>> start Dataset content

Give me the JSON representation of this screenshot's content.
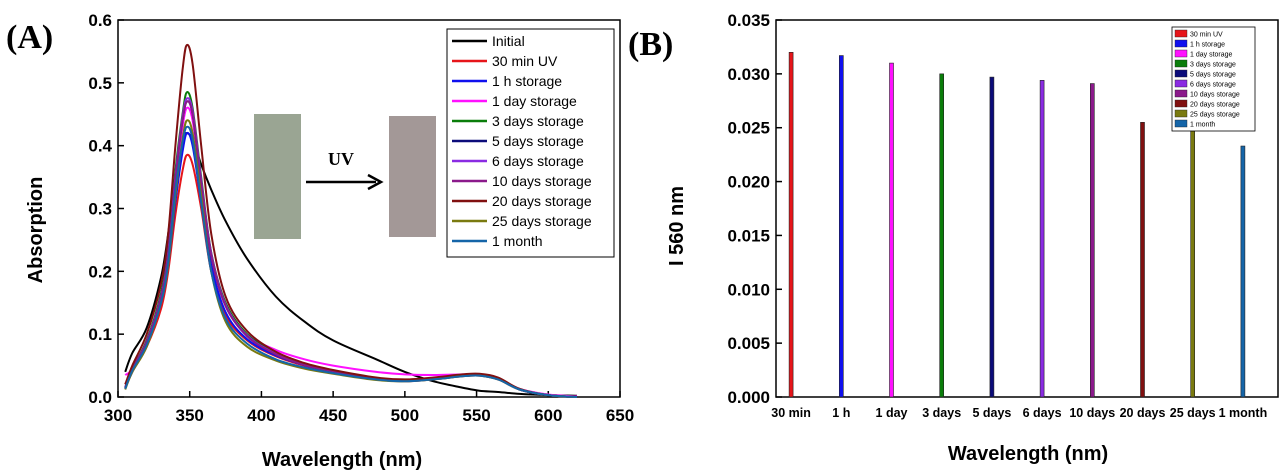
{
  "panels": {
    "a_label": "(A)",
    "b_label": "(B)"
  },
  "inset": {
    "arrow_label": "UV",
    "film_before_color": "#9aa593",
    "film_after_color": "#a39897"
  },
  "colors": {
    "Initial": "#000000",
    "30 min UV": "#e6151a",
    "1 h storage": "#1010ee",
    "1 day storage": "#ff10ff",
    "3 days storage": "#0a7d0a",
    "5 days storage": "#0c0c7a",
    "6 days storage": "#8a2be2",
    "10 days storage": "#8b1a8b",
    "20 days storage": "#801010",
    "25 days storage": "#7a7a10",
    "1 month": "#1565a8"
  },
  "chart_data": [
    {
      "type": "line",
      "xlabel": "Wavelength (nm)",
      "ylabel": "Absorption",
      "xlim": [
        300,
        650
      ],
      "ylim": [
        0.0,
        0.6
      ],
      "xticks": [
        300,
        350,
        400,
        450,
        500,
        550,
        600,
        650
      ],
      "yticks": [
        0.0,
        0.1,
        0.2,
        0.3,
        0.4,
        0.5,
        0.6
      ],
      "grid": false,
      "legend_position": "top-right",
      "x": [
        305,
        310,
        320,
        330,
        335,
        340,
        345,
        348,
        352,
        358,
        365,
        375,
        390,
        410,
        430,
        450,
        480,
        500,
        520,
        540,
        552,
        565,
        580,
        600,
        620
      ],
      "series": [
        {
          "name": "Initial",
          "values": [
            0.04,
            0.07,
            0.11,
            0.19,
            0.26,
            0.35,
            0.41,
            0.42,
            0.41,
            0.37,
            0.33,
            0.28,
            0.22,
            0.16,
            0.12,
            0.09,
            0.06,
            0.04,
            0.025,
            0.015,
            0.01,
            0.008,
            0.005,
            0.003,
            0.002
          ]
        },
        {
          "name": "30 min UV",
          "values": [
            0.015,
            0.04,
            0.08,
            0.14,
            0.2,
            0.29,
            0.36,
            0.385,
            0.37,
            0.3,
            0.2,
            0.13,
            0.09,
            0.065,
            0.05,
            0.04,
            0.028,
            0.025,
            0.028,
            0.033,
            0.034,
            0.028,
            0.012,
            0.003,
            0.0
          ]
        },
        {
          "name": "1 h storage",
          "values": [
            0.015,
            0.04,
            0.085,
            0.15,
            0.21,
            0.31,
            0.39,
            0.42,
            0.4,
            0.31,
            0.21,
            0.135,
            0.092,
            0.066,
            0.051,
            0.041,
            0.029,
            0.026,
            0.029,
            0.034,
            0.035,
            0.029,
            0.012,
            0.003,
            0.0
          ]
        },
        {
          "name": "1 day storage",
          "values": [
            0.035,
            0.045,
            0.09,
            0.16,
            0.23,
            0.34,
            0.43,
            0.46,
            0.44,
            0.34,
            0.23,
            0.15,
            0.1,
            0.075,
            0.06,
            0.05,
            0.04,
            0.036,
            0.035,
            0.036,
            0.036,
            0.03,
            0.013,
            0.004,
            0.001
          ]
        },
        {
          "name": "3 days storage",
          "values": [
            0.015,
            0.045,
            0.09,
            0.165,
            0.24,
            0.36,
            0.45,
            0.485,
            0.46,
            0.35,
            0.23,
            0.15,
            0.1,
            0.07,
            0.052,
            0.042,
            0.03,
            0.027,
            0.03,
            0.035,
            0.036,
            0.03,
            0.012,
            0.003,
            0.0
          ]
        },
        {
          "name": "5 days storage",
          "values": [
            0.015,
            0.045,
            0.088,
            0.16,
            0.23,
            0.35,
            0.44,
            0.47,
            0.45,
            0.34,
            0.225,
            0.145,
            0.097,
            0.068,
            0.051,
            0.041,
            0.029,
            0.026,
            0.029,
            0.034,
            0.035,
            0.029,
            0.012,
            0.003,
            0.0
          ]
        },
        {
          "name": "6 days storage",
          "values": [
            0.015,
            0.045,
            0.088,
            0.16,
            0.23,
            0.35,
            0.445,
            0.475,
            0.455,
            0.345,
            0.228,
            0.147,
            0.098,
            0.069,
            0.052,
            0.042,
            0.03,
            0.027,
            0.03,
            0.035,
            0.036,
            0.03,
            0.012,
            0.003,
            0.0
          ]
        },
        {
          "name": "10 days storage",
          "values": [
            0.015,
            0.045,
            0.087,
            0.158,
            0.228,
            0.345,
            0.44,
            0.47,
            0.45,
            0.34,
            0.225,
            0.145,
            0.097,
            0.068,
            0.051,
            0.041,
            0.029,
            0.026,
            0.029,
            0.034,
            0.035,
            0.029,
            0.012,
            0.003,
            0.0
          ]
        },
        {
          "name": "20 days storage",
          "values": [
            0.02,
            0.05,
            0.1,
            0.18,
            0.26,
            0.4,
            0.52,
            0.56,
            0.53,
            0.4,
            0.26,
            0.16,
            0.105,
            0.072,
            0.054,
            0.043,
            0.031,
            0.028,
            0.031,
            0.036,
            0.037,
            0.031,
            0.013,
            0.003,
            0.0
          ]
        },
        {
          "name": "25 days storage",
          "values": [
            0.012,
            0.04,
            0.08,
            0.15,
            0.21,
            0.32,
            0.41,
            0.44,
            0.42,
            0.32,
            0.2,
            0.12,
            0.08,
            0.058,
            0.045,
            0.037,
            0.027,
            0.025,
            0.028,
            0.033,
            0.034,
            0.028,
            0.012,
            0.003,
            0.0
          ]
        },
        {
          "name": "1 month",
          "values": [
            0.013,
            0.042,
            0.083,
            0.15,
            0.215,
            0.33,
            0.405,
            0.43,
            0.41,
            0.31,
            0.2,
            0.125,
            0.085,
            0.06,
            0.047,
            0.038,
            0.028,
            0.025,
            0.028,
            0.033,
            0.034,
            0.028,
            0.012,
            0.003,
            0.0
          ]
        }
      ]
    },
    {
      "type": "bar",
      "xlabel": "Wavelength (nm)",
      "ylabel": "I 560 nm",
      "ylim": [
        0.0,
        0.035
      ],
      "yticks": [
        0.0,
        0.005,
        0.01,
        0.015,
        0.02,
        0.025,
        0.03,
        0.035
      ],
      "grid": false,
      "legend_position": "top-right",
      "categories": [
        "30 min",
        "1 h",
        "1 day",
        "3 days",
        "5 days",
        "6 days",
        "10 days",
        "20 days",
        "25 days",
        "1 month"
      ],
      "series_names": [
        "30 min UV",
        "1 h storage",
        "1 day storage",
        "3 days storage",
        "5 days storage",
        "6 days storage",
        "10 days storage",
        "20 days storage",
        "25 days storage",
        "1 month"
      ],
      "values": [
        0.032,
        0.0317,
        0.031,
        0.03,
        0.0297,
        0.0294,
        0.0291,
        0.0255,
        0.0247,
        0.0233
      ]
    }
  ]
}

>> end Dataset content

* Exercise directions
Transcribe all the lines above exactly, apart from the pictures.

* Result below
Give me the JSON representation of this screenshot's content.
{
  "panels": {
    "a_label": "(A)",
    "b_label": "(B)"
  },
  "inset": {
    "arrow_label": "UV",
    "film_before_color": "#9aa593",
    "film_after_color": "#a39897"
  },
  "colors": {
    "Initial": "#000000",
    "30 min UV": "#e6151a",
    "1 h storage": "#1010ee",
    "1 day storage": "#ff10ff",
    "3 days storage": "#0a7d0a",
    "5 days storage": "#0c0c7a",
    "6 days storage": "#8a2be2",
    "10 days storage": "#8b1a8b",
    "20 days storage": "#801010",
    "25 days storage": "#7a7a10",
    "1 month": "#1565a8"
  },
  "chart_data": [
    {
      "type": "line",
      "xlabel": "Wavelength (nm)",
      "ylabel": "Absorption",
      "xlim": [
        300,
        650
      ],
      "ylim": [
        0.0,
        0.6
      ],
      "xticks": [
        300,
        350,
        400,
        450,
        500,
        550,
        600,
        650
      ],
      "yticks": [
        0.0,
        0.1,
        0.2,
        0.3,
        0.4,
        0.5,
        0.6
      ],
      "grid": false,
      "legend_position": "top-right",
      "x": [
        305,
        310,
        320,
        330,
        335,
        340,
        345,
        348,
        352,
        358,
        365,
        375,
        390,
        410,
        430,
        450,
        480,
        500,
        520,
        540,
        552,
        565,
        580,
        600,
        620
      ],
      "series": [
        {
          "name": "Initial",
          "values": [
            0.04,
            0.07,
            0.11,
            0.19,
            0.26,
            0.35,
            0.41,
            0.42,
            0.41,
            0.37,
            0.33,
            0.28,
            0.22,
            0.16,
            0.12,
            0.09,
            0.06,
            0.04,
            0.025,
            0.015,
            0.01,
            0.008,
            0.005,
            0.003,
            0.002
          ]
        },
        {
          "name": "30 min UV",
          "values": [
            0.015,
            0.04,
            0.08,
            0.14,
            0.2,
            0.29,
            0.36,
            0.385,
            0.37,
            0.3,
            0.2,
            0.13,
            0.09,
            0.065,
            0.05,
            0.04,
            0.028,
            0.025,
            0.028,
            0.033,
            0.034,
            0.028,
            0.012,
            0.003,
            0.0
          ]
        },
        {
          "name": "1 h storage",
          "values": [
            0.015,
            0.04,
            0.085,
            0.15,
            0.21,
            0.31,
            0.39,
            0.42,
            0.4,
            0.31,
            0.21,
            0.135,
            0.092,
            0.066,
            0.051,
            0.041,
            0.029,
            0.026,
            0.029,
            0.034,
            0.035,
            0.029,
            0.012,
            0.003,
            0.0
          ]
        },
        {
          "name": "1 day storage",
          "values": [
            0.035,
            0.045,
            0.09,
            0.16,
            0.23,
            0.34,
            0.43,
            0.46,
            0.44,
            0.34,
            0.23,
            0.15,
            0.1,
            0.075,
            0.06,
            0.05,
            0.04,
            0.036,
            0.035,
            0.036,
            0.036,
            0.03,
            0.013,
            0.004,
            0.001
          ]
        },
        {
          "name": "3 days storage",
          "values": [
            0.015,
            0.045,
            0.09,
            0.165,
            0.24,
            0.36,
            0.45,
            0.485,
            0.46,
            0.35,
            0.23,
            0.15,
            0.1,
            0.07,
            0.052,
            0.042,
            0.03,
            0.027,
            0.03,
            0.035,
            0.036,
            0.03,
            0.012,
            0.003,
            0.0
          ]
        },
        {
          "name": "5 days storage",
          "values": [
            0.015,
            0.045,
            0.088,
            0.16,
            0.23,
            0.35,
            0.44,
            0.47,
            0.45,
            0.34,
            0.225,
            0.145,
            0.097,
            0.068,
            0.051,
            0.041,
            0.029,
            0.026,
            0.029,
            0.034,
            0.035,
            0.029,
            0.012,
            0.003,
            0.0
          ]
        },
        {
          "name": "6 days storage",
          "values": [
            0.015,
            0.045,
            0.088,
            0.16,
            0.23,
            0.35,
            0.445,
            0.475,
            0.455,
            0.345,
            0.228,
            0.147,
            0.098,
            0.069,
            0.052,
            0.042,
            0.03,
            0.027,
            0.03,
            0.035,
            0.036,
            0.03,
            0.012,
            0.003,
            0.0
          ]
        },
        {
          "name": "10 days storage",
          "values": [
            0.015,
            0.045,
            0.087,
            0.158,
            0.228,
            0.345,
            0.44,
            0.47,
            0.45,
            0.34,
            0.225,
            0.145,
            0.097,
            0.068,
            0.051,
            0.041,
            0.029,
            0.026,
            0.029,
            0.034,
            0.035,
            0.029,
            0.012,
            0.003,
            0.0
          ]
        },
        {
          "name": "20 days storage",
          "values": [
            0.02,
            0.05,
            0.1,
            0.18,
            0.26,
            0.4,
            0.52,
            0.56,
            0.53,
            0.4,
            0.26,
            0.16,
            0.105,
            0.072,
            0.054,
            0.043,
            0.031,
            0.028,
            0.031,
            0.036,
            0.037,
            0.031,
            0.013,
            0.003,
            0.0
          ]
        },
        {
          "name": "25 days storage",
          "values": [
            0.012,
            0.04,
            0.08,
            0.15,
            0.21,
            0.32,
            0.41,
            0.44,
            0.42,
            0.32,
            0.2,
            0.12,
            0.08,
            0.058,
            0.045,
            0.037,
            0.027,
            0.025,
            0.028,
            0.033,
            0.034,
            0.028,
            0.012,
            0.003,
            0.0
          ]
        },
        {
          "name": "1 month",
          "values": [
            0.013,
            0.042,
            0.083,
            0.15,
            0.215,
            0.33,
            0.405,
            0.43,
            0.41,
            0.31,
            0.2,
            0.125,
            0.085,
            0.06,
            0.047,
            0.038,
            0.028,
            0.025,
            0.028,
            0.033,
            0.034,
            0.028,
            0.012,
            0.003,
            0.0
          ]
        }
      ]
    },
    {
      "type": "bar",
      "xlabel": "Wavelength (nm)",
      "ylabel": "I 560 nm",
      "ylim": [
        0.0,
        0.035
      ],
      "yticks": [
        0.0,
        0.005,
        0.01,
        0.015,
        0.02,
        0.025,
        0.03,
        0.035
      ],
      "grid": false,
      "legend_position": "top-right",
      "categories": [
        "30 min",
        "1 h",
        "1 day",
        "3 days",
        "5 days",
        "6 days",
        "10 days",
        "20 days",
        "25 days",
        "1 month"
      ],
      "series_names": [
        "30 min UV",
        "1 h storage",
        "1 day storage",
        "3 days storage",
        "5 days storage",
        "6 days storage",
        "10 days storage",
        "20 days storage",
        "25 days storage",
        "1 month"
      ],
      "values": [
        0.032,
        0.0317,
        0.031,
        0.03,
        0.0297,
        0.0294,
        0.0291,
        0.0255,
        0.0247,
        0.0233
      ]
    }
  ]
}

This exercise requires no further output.